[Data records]
┏━━

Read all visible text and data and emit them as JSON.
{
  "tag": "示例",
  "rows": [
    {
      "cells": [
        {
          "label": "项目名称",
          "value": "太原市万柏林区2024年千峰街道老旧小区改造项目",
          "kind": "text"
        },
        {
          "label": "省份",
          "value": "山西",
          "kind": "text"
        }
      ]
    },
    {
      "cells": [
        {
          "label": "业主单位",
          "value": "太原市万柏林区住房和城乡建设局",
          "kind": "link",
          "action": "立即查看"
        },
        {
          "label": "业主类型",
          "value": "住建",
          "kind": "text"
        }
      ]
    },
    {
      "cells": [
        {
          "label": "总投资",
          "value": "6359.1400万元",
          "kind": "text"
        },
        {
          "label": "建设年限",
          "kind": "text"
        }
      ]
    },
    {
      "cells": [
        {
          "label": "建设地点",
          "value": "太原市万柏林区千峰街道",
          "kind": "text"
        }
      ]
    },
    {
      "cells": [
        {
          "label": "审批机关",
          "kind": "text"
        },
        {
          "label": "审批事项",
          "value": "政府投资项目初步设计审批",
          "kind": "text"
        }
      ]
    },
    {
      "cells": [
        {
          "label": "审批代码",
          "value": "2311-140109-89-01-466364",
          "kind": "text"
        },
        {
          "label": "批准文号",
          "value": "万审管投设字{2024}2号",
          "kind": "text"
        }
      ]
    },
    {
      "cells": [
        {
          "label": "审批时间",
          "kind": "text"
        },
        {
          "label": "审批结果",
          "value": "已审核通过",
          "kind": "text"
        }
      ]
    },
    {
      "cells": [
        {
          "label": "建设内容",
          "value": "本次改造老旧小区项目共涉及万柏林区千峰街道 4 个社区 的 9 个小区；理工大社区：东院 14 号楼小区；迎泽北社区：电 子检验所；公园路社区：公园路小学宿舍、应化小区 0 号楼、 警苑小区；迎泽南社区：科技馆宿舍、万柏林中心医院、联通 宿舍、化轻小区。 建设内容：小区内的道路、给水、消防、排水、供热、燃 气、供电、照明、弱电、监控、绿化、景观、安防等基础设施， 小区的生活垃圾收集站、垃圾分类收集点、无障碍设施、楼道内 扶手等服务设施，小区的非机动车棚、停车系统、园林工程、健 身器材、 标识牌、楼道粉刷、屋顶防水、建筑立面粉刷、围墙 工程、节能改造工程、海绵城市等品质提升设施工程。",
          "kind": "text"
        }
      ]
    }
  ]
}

┗━━

WHAT IS NEEDED => Return every line in the listing that contains the word "建设内容".

WRITTEN SOLUTION =>
          "label": "建设内容",
          "value": "本次改造老旧小区项目共涉及万柏林区千峰街道 4 个社区 的 9 个小区；理工大社区：东院 14 号楼小区；迎泽北社区：电 子检验所；公园路社区：公园路小学宿舍、应化小区 0 号楼、 警苑小区；迎泽南社区：科技馆宿舍、万柏林中心医院、联通 宿舍、化轻小区。 建设内容：小区内的道路、给水、消防、排水、供热、燃 气、供电、照明、弱电、监控、绿化、景观、安防等基础设施， 小区的生活垃圾收集站、垃圾分类收集点、无障碍设施、楼道内 扶手等服务设施，小区的非机动车棚、停车系统、园林工程、健 身器材、 标识牌、楼道粉刷、屋顶防水、建筑立面粉刷、围墙 工程、节能改造工程、海绵城市等品质提升设施工程。",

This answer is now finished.